[Collected data entries]
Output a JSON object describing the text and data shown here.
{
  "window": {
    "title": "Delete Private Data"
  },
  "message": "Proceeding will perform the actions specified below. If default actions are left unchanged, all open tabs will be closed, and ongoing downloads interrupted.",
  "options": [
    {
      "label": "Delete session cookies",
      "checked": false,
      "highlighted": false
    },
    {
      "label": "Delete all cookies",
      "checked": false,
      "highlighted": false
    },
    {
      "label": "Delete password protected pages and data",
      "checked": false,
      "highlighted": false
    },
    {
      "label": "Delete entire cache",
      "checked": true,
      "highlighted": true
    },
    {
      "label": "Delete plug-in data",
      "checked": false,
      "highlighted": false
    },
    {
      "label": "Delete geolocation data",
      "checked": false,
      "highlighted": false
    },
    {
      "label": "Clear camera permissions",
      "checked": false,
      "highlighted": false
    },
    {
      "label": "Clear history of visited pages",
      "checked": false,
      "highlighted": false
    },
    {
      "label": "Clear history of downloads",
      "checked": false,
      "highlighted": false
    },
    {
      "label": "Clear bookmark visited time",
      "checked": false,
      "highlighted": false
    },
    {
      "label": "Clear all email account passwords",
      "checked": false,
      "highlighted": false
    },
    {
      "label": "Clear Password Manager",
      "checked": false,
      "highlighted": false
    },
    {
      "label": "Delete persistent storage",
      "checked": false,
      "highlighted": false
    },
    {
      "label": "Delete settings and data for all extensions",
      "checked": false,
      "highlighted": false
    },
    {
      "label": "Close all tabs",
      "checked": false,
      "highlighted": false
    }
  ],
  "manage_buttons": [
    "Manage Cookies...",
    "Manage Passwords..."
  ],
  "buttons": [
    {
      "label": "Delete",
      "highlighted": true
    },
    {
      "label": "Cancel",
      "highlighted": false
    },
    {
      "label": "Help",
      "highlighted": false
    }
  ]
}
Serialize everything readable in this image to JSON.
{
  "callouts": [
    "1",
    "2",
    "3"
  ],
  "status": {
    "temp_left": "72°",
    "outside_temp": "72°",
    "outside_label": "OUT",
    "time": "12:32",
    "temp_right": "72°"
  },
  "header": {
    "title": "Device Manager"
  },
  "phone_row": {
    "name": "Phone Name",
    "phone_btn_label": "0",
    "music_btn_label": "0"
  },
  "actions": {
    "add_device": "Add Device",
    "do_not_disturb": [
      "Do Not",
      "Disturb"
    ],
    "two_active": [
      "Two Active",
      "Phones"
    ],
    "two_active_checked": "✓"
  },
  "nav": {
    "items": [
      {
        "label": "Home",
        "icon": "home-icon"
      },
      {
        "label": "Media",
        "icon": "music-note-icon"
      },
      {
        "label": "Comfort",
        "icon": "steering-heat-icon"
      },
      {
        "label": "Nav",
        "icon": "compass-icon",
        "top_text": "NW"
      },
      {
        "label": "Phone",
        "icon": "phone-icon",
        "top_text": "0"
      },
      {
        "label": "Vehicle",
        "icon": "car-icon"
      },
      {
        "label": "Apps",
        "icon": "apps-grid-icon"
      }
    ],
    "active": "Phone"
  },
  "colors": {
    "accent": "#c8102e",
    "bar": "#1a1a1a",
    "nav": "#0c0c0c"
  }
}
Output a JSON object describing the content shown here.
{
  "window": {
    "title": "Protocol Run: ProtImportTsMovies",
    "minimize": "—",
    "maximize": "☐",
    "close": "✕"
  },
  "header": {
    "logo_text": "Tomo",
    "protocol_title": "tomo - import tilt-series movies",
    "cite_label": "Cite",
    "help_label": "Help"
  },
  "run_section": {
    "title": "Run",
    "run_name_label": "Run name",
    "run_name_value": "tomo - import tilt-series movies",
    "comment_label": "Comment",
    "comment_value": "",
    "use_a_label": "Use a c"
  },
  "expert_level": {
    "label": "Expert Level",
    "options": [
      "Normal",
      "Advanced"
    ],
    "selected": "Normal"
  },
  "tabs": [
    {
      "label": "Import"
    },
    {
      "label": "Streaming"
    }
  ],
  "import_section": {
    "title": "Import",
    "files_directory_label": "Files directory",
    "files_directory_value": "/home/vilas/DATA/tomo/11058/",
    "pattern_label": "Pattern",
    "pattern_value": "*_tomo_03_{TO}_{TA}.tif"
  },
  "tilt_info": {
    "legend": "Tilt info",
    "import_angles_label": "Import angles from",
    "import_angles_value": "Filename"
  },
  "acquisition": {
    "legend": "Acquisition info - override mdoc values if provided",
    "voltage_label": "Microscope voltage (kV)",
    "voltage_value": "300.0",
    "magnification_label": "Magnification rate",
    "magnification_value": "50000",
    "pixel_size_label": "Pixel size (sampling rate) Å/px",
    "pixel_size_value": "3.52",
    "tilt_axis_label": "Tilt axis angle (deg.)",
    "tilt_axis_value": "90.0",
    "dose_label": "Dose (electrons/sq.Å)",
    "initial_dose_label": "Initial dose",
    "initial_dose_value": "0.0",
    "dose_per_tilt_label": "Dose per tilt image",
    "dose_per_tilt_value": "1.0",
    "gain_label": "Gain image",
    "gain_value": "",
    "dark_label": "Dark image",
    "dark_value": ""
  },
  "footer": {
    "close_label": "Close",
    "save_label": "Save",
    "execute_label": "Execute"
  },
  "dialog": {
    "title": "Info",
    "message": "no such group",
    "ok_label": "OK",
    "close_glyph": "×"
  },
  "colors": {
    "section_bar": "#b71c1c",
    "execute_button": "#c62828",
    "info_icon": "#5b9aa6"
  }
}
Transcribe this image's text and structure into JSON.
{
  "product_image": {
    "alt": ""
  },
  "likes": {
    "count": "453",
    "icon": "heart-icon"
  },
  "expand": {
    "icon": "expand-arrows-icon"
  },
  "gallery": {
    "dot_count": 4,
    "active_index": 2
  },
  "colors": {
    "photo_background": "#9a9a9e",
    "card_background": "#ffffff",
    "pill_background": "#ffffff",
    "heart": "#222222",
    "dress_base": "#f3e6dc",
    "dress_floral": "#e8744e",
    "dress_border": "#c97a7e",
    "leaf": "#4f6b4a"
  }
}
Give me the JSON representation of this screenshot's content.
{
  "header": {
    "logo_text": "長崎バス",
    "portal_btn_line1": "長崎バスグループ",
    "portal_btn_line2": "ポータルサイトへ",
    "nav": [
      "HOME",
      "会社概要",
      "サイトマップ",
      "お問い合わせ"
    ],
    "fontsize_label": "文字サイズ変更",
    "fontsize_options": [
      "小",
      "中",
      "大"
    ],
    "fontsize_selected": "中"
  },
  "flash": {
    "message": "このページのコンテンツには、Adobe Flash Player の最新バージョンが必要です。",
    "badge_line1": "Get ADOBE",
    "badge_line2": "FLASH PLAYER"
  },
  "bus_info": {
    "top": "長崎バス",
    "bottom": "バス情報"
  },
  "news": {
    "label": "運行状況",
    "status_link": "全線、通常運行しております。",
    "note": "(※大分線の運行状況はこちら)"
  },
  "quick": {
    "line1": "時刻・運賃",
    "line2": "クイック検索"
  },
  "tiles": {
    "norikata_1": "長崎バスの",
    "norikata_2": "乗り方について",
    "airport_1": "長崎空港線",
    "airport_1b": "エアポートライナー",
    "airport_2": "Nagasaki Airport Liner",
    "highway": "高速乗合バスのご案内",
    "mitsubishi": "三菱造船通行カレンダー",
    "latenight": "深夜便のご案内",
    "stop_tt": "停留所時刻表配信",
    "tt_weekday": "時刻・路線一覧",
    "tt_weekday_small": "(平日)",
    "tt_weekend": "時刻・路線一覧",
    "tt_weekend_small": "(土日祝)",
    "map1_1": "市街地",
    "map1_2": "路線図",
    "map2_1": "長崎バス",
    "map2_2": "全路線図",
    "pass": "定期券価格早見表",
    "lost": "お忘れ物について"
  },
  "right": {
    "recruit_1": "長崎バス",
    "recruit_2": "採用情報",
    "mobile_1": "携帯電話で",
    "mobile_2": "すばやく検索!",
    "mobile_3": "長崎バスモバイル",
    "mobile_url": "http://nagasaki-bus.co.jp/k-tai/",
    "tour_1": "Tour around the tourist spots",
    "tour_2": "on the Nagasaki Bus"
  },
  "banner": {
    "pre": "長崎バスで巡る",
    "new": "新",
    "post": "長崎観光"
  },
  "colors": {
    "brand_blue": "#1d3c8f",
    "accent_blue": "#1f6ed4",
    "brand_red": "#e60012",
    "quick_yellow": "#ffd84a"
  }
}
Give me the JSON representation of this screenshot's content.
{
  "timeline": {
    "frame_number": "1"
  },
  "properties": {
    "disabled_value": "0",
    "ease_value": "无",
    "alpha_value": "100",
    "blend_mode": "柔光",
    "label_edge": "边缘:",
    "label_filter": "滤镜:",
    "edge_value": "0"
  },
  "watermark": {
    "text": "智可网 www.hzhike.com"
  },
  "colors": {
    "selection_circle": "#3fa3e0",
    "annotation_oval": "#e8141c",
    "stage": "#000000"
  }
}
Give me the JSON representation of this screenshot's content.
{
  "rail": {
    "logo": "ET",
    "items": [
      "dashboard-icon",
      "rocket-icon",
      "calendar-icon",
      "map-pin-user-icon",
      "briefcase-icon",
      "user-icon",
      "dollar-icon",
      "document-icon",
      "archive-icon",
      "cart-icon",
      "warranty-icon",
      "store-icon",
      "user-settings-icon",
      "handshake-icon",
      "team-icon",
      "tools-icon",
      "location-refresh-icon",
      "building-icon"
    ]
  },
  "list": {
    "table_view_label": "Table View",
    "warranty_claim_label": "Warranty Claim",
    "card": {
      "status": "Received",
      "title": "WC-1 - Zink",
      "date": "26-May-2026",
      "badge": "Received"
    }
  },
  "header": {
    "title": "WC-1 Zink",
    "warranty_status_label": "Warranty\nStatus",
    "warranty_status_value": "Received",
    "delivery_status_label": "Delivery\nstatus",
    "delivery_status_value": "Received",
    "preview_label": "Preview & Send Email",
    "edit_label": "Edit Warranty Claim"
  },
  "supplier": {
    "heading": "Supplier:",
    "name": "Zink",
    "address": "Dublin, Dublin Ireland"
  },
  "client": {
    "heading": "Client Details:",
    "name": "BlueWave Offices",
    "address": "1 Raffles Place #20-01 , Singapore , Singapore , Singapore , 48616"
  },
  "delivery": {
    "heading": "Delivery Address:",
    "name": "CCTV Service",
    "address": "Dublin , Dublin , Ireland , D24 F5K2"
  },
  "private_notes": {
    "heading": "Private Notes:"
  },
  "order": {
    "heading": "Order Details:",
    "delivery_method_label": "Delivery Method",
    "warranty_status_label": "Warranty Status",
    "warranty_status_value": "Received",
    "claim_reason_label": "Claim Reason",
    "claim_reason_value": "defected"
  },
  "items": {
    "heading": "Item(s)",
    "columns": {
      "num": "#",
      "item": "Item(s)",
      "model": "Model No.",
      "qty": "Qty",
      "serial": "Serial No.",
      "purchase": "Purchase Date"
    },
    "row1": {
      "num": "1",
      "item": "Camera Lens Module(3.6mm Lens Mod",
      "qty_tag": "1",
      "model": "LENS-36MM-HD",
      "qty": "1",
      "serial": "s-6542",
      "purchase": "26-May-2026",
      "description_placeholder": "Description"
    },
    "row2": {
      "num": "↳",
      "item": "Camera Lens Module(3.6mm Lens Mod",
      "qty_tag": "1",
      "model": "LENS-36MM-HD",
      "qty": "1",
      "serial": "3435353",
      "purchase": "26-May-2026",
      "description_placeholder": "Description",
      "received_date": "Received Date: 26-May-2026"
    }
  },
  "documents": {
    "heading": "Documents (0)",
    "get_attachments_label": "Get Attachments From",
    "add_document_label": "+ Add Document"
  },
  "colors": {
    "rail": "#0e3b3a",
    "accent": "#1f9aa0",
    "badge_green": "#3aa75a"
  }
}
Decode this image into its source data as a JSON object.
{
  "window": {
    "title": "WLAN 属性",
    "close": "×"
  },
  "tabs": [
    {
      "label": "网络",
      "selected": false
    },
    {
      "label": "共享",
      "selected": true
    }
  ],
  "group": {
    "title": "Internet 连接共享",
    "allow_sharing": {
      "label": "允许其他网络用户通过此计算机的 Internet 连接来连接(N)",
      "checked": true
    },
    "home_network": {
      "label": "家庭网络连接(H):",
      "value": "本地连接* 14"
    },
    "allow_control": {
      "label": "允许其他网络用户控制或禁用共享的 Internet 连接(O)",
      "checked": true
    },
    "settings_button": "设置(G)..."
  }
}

# [TASK DIRECTIONS]
Pick every line with "legend" in it and copy it.

# [EXERCISE SOLUTION]
    "legend": "Tilt info",
    "legend": "Acquisition info - override mdoc values if provided",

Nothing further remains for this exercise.